<<<<

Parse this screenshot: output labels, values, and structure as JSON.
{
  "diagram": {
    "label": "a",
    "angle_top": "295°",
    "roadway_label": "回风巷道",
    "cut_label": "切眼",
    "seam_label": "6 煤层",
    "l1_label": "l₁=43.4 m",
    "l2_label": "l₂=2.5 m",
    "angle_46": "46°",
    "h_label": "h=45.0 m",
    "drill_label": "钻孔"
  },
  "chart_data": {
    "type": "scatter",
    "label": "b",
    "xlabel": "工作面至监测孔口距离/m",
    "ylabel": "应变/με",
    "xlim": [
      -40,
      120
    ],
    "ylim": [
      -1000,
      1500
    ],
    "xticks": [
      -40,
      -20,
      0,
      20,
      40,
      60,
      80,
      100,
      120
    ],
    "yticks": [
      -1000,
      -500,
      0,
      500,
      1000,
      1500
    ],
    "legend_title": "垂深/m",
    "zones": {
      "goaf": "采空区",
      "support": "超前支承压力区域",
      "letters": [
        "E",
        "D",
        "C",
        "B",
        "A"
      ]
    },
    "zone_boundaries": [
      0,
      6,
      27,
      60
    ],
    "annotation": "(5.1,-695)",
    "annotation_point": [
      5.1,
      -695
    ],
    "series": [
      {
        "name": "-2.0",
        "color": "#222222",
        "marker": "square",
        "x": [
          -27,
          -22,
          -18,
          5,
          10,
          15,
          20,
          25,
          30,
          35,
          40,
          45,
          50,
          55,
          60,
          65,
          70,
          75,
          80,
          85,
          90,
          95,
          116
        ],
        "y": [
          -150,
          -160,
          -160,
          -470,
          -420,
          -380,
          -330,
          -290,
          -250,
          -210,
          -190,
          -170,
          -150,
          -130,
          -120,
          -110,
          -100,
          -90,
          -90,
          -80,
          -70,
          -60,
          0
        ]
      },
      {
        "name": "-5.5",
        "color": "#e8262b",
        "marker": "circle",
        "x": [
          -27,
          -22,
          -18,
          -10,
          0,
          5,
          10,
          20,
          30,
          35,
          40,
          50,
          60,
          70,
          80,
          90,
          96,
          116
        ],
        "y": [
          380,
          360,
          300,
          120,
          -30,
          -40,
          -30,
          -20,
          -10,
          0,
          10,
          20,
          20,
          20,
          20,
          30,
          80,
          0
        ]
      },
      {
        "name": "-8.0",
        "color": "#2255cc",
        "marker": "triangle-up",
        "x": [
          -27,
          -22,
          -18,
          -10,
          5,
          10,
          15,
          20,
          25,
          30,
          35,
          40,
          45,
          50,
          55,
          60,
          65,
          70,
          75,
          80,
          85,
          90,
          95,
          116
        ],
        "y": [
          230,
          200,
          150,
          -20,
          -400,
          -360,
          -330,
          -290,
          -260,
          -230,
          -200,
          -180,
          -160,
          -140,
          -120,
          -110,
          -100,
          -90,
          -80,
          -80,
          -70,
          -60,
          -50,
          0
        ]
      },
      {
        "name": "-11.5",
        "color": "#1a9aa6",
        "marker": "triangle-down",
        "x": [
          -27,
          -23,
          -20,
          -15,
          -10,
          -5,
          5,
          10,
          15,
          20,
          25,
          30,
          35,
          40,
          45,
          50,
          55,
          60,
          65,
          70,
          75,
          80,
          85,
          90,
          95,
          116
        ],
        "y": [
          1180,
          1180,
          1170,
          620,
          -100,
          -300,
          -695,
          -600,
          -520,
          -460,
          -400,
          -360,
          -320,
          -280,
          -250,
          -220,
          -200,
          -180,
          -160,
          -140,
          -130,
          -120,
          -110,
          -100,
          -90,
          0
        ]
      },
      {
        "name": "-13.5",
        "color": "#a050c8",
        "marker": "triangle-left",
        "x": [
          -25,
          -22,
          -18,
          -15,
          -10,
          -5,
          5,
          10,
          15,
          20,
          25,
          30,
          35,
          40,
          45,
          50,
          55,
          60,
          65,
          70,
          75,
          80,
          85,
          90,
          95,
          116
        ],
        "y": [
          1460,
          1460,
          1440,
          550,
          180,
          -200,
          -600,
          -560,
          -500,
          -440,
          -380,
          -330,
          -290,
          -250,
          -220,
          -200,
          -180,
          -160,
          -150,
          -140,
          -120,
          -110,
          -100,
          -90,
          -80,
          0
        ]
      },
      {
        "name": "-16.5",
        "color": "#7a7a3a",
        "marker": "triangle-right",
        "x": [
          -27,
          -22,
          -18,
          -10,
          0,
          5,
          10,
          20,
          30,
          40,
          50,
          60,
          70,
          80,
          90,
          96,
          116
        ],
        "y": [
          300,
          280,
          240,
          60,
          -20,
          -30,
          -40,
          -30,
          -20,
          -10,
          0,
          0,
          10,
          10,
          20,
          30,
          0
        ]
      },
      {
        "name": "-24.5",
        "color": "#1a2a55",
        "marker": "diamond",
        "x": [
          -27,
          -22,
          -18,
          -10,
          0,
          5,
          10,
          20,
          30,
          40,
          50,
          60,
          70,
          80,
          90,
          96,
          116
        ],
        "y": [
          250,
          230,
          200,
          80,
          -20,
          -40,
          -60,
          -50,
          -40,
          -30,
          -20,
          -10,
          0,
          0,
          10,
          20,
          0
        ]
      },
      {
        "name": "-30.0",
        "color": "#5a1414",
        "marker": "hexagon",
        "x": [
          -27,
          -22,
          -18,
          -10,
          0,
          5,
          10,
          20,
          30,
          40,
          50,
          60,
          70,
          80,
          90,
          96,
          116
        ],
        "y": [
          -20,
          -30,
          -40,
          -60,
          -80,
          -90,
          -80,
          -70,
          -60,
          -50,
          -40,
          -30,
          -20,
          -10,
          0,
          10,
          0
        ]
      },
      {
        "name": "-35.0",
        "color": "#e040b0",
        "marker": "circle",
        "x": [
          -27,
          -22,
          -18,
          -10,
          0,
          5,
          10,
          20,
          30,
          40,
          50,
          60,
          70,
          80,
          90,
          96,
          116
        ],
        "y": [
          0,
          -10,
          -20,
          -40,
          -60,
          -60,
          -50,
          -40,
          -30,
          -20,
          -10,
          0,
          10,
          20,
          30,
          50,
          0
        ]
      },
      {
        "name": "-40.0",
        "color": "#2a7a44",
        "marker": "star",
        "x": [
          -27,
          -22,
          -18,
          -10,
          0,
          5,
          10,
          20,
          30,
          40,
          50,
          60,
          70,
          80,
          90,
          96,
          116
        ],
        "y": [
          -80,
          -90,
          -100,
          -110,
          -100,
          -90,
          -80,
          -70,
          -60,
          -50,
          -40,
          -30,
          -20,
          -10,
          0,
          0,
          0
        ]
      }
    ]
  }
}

>>>>

WORK REQUIRED
Restate every entry word for word.

SOLUTION FOR THIS PROBLEM
Parse this screenshot: output labels, values, and structure as JSON.
{
  "diagram": {
    "label": "a",
    "angle_top": "295°",
    "roadway_label": "回风巷道",
    "cut_label": "切眼",
    "seam_label": "6 煤层",
    "l1_label": "l₁=43.4 m",
    "l2_label": "l₂=2.5 m",
    "angle_46": "46°",
    "h_label": "h=45.0 m",
    "drill_label": "钻孔"
  },
  "chart_data": {
    "type": "scatter",
    "label": "b",
    "xlabel": "工作面至监测孔口距离/m",
    "ylabel": "应变/με",
    "xlim": [
      -40,
      120
    ],
    "ylim": [
      -1000,
      1500
    ],
    "xticks": [
      -40,
      -20,
      0,
      20,
      40,
      60,
      80,
      100,
      120
    ],
    "yticks": [
      -1000,
      -500,
      0,
      500,
      1000,
      1500
    ],
    "legend_title": "垂深/m",
    "zones": {
      "goaf": "采空区",
      "support": "超前支承压力区域",
      "letters": [
        "E",
        "D",
        "C",
        "B",
        "A"
      ]
    },
    "zone_boundaries": [
      0,
      6,
      27,
      60
    ],
    "annotation": "(5.1,-695)",
    "annotation_point": [
      5.1,
      -695
    ],
    "series": [
      {
        "name": "-2.0",
        "color": "#222222",
        "marker": "square",
        "x": [
          -27,
          -22,
          -18,
          5,
          10,
          15,
          20,
          25,
          30,
          35,
          40,
          45,
          50,
          55,
          60,
          65,
          70,
          75,
          80,
          85,
          90,
          95,
          116
        ],
        "y": [
          -150,
          -160,
          -160,
          -470,
          -420,
          -380,
          -330,
          -290,
          -250,
          -210,
          -190,
          -170,
          -150,
          -130,
          -120,
          -110,
          -100,
          -90,
          -90,
          -80,
          -70,
          -60,
          0
        ]
      },
      {
        "name": "-5.5",
        "color": "#e8262b",
        "marker": "circle",
        "x": [
          -27,
          -22,
          -18,
          -10,
          0,
          5,
          10,
          20,
          30,
          35,
          40,
          50,
          60,
          70,
          80,
          90,
          96,
          116
        ],
        "y": [
          380,
          360,
          300,
          120,
          -30,
          -40,
          -30,
          -20,
          -10,
          0,
          10,
          20,
          20,
          20,
          20,
          30,
          80,
          0
        ]
      },
      {
        "name": "-8.0",
        "color": "#2255cc",
        "marker": "triangle-up",
        "x": [
          -27,
          -22,
          -18,
          -10,
          5,
          10,
          15,
          20,
          25,
          30,
          35,
          40,
          45,
          50,
          55,
          60,
          65,
          70,
          75,
          80,
          85,
          90,
          95,
          116
        ],
        "y": [
          230,
          200,
          150,
          -20,
          -400,
          -360,
          -330,
          -290,
          -260,
          -230,
          -200,
          -180,
          -160,
          -140,
          -120,
          -110,
          -100,
          -90,
          -80,
          -80,
          -70,
          -60,
          -50,
          0
        ]
      },
      {
        "name": "-11.5",
        "color": "#1a9aa6",
        "marker": "triangle-down",
        "x": [
          -27,
          -23,
          -20,
          -15,
          -10,
          -5,
          5,
          10,
          15,
          20,
          25,
          30,
          35,
          40,
          45,
          50,
          55,
          60,
          65,
          70,
          75,
          80,
          85,
          90,
          95,
          116
        ],
        "y": [
          1180,
          1180,
          1170,
          620,
          -100,
          -300,
          -695,
          -600,
          -520,
          -460,
          -400,
          -360,
          -320,
          -280,
          -250,
          -220,
          -200,
          -180,
          -160,
          -140,
          -130,
          -120,
          -110,
          -100,
          -90,
          0
        ]
      },
      {
        "name": "-13.5",
        "color": "#a050c8",
        "marker": "triangle-left",
        "x": [
          -25,
          -22,
          -18,
          -15,
          -10,
          -5,
          5,
          10,
          15,
          20,
          25,
          30,
          35,
          40,
          45,
          50,
          55,
          60,
          65,
          70,
          75,
          80,
          85,
          90,
          95,
          116
        ],
        "y": [
          1460,
          1460,
          1440,
          550,
          180,
          -200,
          -600,
          -560,
          -500,
          -440,
          -380,
          -330,
          -290,
          -250,
          -220,
          -200,
          -180,
          -160,
          -150,
          -140,
          -120,
          -110,
          -100,
          -90,
          -80,
          0
        ]
      },
      {
        "name": "-16.5",
        "color": "#7a7a3a",
        "marker": "triangle-right",
        "x": [
          -27,
          -22,
          -18,
          -10,
          0,
          5,
          10,
          20,
          30,
          40,
          50,
          60,
          70,
          80,
          90,
          96,
          116
        ],
        "y": [
          300,
          280,
          240,
          60,
          -20,
          -30,
          -40,
          -30,
          -20,
          -10,
          0,
          0,
          10,
          10,
          20,
          30,
          0
        ]
      },
      {
        "name": "-24.5",
        "color": "#1a2a55",
        "marker": "diamond",
        "x": [
          -27,
          -22,
          -18,
          -10,
          0,
          5,
          10,
          20,
          30,
          40,
          50,
          60,
          70,
          80,
          90,
          96,
          116
        ],
        "y": [
          250,
          230,
          200,
          80,
          -20,
          -40,
          -60,
          -50,
          -40,
          -30,
          -20,
          -10,
          0,
          0,
          10,
          20,
          0
        ]
      },
      {
        "name": "-30.0",
        "color": "#5a1414",
        "marker": "hexagon",
        "x": [
          -27,
          -22,
          -18,
          -10,
          0,
          5,
          10,
          20,
          30,
          40,
          50,
          60,
          70,
          80,
          90,
          96,
          116
        ],
        "y": [
          -20,
          -30,
          -40,
          -60,
          -80,
          -90,
          -80,
          -70,
          -60,
          -50,
          -40,
          -30,
          -20,
          -10,
          0,
          10,
          0
        ]
      },
      {
        "name": "-35.0",
        "color": "#e040b0",
        "marker": "circle",
        "x": [
          -27,
          -22,
          -18,
          -10,
          0,
          5,
          10,
          20,
          30,
          40,
          50,
          60,
          70,
          80,
          90,
          96,
          116
        ],
        "y": [
          0,
          -10,
          -20,
          -40,
          -60,
          -60,
          -50,
          -40,
          -30,
          -20,
          -10,
          0,
          10,
          20,
          30,
          50,
          0
        ]
      },
      {
        "name": "-40.0",
        "color": "#2a7a44",
        "marker": "star",
        "x": [
          -27,
          -22,
          -18,
          -10,
          0,
          5,
          10,
          20,
          30,
          40,
          50,
          60,
          70,
          80,
          90,
          96,
          116
        ],
        "y": [
          -80,
          -90,
          -100,
          -110,
          -100,
          -90,
          -80,
          -70,
          -60,
          -50,
          -40,
          -30,
          -20,
          -10,
          0,
          0,
          0
        ]
      }
    ]
  }
}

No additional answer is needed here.